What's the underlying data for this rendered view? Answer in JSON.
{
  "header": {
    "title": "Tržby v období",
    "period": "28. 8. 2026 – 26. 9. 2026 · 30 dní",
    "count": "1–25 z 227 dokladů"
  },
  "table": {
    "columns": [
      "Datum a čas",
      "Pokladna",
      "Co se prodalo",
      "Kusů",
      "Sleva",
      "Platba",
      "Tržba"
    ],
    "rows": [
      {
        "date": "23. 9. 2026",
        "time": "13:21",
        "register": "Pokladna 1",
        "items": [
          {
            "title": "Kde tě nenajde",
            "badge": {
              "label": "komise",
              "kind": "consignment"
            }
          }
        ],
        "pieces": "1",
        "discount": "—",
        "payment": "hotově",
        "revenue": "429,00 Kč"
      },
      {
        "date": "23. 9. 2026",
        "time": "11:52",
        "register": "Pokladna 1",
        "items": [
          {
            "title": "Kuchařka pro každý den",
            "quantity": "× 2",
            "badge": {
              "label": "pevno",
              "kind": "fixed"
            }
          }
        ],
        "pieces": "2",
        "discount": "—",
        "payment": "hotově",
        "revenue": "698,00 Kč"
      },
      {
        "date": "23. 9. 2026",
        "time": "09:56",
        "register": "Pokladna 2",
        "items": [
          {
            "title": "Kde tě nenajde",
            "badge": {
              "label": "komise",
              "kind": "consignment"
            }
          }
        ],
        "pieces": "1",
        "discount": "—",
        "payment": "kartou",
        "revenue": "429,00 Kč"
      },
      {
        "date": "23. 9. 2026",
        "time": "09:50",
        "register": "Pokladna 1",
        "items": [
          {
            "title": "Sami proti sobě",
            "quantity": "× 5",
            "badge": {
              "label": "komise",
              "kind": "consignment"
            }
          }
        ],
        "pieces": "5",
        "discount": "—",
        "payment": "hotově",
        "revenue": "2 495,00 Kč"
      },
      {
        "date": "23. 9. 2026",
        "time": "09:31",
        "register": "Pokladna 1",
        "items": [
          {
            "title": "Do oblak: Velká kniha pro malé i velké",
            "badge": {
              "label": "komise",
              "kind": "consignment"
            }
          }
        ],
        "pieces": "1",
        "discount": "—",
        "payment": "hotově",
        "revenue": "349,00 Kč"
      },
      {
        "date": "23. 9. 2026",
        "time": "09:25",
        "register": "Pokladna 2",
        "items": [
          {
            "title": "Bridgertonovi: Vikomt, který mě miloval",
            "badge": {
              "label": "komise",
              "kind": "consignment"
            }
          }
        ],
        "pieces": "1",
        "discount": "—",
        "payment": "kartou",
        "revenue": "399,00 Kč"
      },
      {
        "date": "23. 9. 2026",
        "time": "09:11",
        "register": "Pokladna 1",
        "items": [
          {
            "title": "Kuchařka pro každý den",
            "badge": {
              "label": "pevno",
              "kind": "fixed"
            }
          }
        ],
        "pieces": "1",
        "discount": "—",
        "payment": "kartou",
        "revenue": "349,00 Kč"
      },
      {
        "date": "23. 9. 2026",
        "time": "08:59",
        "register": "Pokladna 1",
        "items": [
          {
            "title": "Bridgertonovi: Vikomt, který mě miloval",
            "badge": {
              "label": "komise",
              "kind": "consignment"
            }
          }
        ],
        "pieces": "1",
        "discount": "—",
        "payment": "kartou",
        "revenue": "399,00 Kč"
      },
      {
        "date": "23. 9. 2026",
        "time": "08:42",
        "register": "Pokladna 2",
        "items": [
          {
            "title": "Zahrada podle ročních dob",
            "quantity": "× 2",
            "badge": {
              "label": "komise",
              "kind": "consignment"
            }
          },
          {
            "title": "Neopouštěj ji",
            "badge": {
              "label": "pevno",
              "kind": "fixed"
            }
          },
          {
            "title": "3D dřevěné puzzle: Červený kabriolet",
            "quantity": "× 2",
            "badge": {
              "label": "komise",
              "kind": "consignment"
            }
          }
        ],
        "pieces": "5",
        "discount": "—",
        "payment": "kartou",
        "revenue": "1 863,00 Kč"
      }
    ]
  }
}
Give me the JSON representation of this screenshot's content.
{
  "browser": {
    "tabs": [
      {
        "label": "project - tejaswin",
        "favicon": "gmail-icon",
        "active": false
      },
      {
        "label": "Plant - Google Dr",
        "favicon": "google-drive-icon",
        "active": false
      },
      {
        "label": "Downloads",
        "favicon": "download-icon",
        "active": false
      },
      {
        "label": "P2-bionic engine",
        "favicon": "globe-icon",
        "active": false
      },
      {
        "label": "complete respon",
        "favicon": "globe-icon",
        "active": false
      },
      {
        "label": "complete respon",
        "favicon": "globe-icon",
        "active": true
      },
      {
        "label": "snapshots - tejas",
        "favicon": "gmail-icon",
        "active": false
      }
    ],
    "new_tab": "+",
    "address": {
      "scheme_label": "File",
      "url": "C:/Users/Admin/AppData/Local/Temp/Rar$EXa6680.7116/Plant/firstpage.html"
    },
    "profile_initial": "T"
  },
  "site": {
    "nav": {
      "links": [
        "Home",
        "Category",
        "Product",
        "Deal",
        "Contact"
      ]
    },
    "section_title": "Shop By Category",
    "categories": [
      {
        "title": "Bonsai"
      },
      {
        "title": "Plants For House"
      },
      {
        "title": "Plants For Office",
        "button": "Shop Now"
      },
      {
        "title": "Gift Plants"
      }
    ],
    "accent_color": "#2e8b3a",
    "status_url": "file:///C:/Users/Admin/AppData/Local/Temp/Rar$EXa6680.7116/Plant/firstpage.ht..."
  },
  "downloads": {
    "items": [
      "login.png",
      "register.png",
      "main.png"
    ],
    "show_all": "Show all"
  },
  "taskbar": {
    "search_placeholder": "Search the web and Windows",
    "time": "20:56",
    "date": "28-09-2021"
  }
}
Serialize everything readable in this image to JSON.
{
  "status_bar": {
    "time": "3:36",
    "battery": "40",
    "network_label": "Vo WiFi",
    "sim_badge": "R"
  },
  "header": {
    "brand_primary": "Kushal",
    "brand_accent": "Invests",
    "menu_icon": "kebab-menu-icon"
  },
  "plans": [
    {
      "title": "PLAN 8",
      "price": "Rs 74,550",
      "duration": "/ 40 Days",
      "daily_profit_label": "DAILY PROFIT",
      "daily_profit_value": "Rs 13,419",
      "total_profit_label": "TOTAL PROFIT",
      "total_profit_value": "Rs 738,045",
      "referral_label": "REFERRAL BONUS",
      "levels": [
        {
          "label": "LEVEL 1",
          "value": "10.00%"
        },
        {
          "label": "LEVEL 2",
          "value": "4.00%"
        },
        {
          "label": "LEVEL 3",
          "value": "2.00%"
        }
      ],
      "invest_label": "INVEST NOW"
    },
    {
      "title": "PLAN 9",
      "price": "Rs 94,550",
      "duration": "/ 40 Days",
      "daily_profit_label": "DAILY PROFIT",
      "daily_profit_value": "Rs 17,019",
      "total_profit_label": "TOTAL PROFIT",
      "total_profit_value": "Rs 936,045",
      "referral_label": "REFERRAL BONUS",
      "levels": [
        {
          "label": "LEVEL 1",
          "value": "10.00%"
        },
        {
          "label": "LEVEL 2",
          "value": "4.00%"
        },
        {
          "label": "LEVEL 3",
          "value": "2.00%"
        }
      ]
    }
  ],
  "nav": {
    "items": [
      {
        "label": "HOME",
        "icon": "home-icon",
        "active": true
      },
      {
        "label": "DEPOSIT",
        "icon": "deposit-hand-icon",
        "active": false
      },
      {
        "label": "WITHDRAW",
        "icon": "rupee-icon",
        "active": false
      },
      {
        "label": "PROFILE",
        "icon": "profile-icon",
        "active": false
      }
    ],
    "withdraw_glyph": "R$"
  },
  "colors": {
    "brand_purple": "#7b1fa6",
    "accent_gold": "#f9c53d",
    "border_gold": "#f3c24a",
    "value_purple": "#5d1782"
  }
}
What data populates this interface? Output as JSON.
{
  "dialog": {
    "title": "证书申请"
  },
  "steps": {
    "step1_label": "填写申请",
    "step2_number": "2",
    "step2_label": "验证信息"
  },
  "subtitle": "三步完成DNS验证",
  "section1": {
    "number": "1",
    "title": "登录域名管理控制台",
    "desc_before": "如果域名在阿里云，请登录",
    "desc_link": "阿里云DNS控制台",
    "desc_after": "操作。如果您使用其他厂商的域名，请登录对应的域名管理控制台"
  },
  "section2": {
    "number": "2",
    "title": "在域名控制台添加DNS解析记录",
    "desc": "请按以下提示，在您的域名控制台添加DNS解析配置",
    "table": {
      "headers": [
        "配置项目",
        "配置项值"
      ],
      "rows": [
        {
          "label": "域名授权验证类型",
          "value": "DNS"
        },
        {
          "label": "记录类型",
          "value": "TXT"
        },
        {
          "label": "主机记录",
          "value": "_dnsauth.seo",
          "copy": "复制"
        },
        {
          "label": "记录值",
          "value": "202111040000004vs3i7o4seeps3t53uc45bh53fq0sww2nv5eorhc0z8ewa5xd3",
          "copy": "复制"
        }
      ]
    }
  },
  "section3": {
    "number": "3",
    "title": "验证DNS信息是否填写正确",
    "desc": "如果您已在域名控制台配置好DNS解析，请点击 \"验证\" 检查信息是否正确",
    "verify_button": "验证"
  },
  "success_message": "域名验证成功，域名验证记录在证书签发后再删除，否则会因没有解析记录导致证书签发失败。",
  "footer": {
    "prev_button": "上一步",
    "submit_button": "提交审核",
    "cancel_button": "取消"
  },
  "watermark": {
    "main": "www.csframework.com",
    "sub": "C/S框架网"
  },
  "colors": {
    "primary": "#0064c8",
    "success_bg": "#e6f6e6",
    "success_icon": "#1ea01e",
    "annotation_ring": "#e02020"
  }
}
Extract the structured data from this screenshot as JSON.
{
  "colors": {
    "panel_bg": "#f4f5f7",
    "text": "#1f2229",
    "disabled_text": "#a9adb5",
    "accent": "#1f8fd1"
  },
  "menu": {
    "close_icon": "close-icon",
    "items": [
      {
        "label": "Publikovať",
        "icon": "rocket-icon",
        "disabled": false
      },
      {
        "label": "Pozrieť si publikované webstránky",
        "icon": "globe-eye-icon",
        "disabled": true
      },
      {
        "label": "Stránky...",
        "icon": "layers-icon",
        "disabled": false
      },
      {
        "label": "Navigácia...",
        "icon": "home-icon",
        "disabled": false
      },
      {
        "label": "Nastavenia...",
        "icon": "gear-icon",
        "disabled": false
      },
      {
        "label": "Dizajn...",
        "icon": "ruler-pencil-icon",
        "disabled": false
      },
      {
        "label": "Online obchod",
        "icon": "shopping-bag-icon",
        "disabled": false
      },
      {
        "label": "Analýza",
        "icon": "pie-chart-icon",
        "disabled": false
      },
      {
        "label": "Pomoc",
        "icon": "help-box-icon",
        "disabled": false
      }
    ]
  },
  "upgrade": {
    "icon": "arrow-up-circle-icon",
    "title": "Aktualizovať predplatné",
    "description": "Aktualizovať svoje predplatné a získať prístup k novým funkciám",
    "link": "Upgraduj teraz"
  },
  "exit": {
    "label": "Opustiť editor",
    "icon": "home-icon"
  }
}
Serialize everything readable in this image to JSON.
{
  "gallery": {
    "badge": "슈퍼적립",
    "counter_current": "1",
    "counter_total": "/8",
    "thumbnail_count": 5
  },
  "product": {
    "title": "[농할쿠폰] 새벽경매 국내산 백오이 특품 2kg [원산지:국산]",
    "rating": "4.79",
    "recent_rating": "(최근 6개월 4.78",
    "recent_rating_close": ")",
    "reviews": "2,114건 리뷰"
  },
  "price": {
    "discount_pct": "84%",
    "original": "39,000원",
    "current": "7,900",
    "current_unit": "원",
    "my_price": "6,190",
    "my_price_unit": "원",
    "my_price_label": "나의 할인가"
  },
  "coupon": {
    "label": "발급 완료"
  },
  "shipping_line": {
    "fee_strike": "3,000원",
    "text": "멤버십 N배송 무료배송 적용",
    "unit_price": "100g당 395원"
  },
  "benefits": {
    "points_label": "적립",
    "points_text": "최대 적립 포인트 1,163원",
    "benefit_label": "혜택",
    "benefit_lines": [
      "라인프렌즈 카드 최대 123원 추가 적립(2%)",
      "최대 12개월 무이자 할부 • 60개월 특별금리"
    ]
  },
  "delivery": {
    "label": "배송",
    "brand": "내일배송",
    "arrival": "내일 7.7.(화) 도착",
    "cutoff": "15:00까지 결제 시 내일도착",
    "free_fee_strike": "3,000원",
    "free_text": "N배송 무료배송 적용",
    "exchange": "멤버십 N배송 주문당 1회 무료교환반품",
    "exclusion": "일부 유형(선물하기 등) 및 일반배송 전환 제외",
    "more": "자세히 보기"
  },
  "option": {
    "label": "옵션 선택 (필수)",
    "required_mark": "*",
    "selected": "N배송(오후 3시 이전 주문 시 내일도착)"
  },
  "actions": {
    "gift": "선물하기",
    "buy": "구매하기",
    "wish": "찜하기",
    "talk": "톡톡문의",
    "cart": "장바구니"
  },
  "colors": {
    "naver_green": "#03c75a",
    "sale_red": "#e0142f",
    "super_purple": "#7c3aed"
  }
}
------------------------------------------------------------
▶ _Goal_
Of the lines above, copy each that contains "Users".

▶ _Answer to the task_
      "url": "C:/Users/Admin/AppData/Local/Temp/Rar$EXa6680.7116/Plant/firstpage.html"
    "status_url": "file:///C:/Users/Admin/AppData/Local/Temp/Rar$EXa6680.7116/Plant/firstpage.ht..."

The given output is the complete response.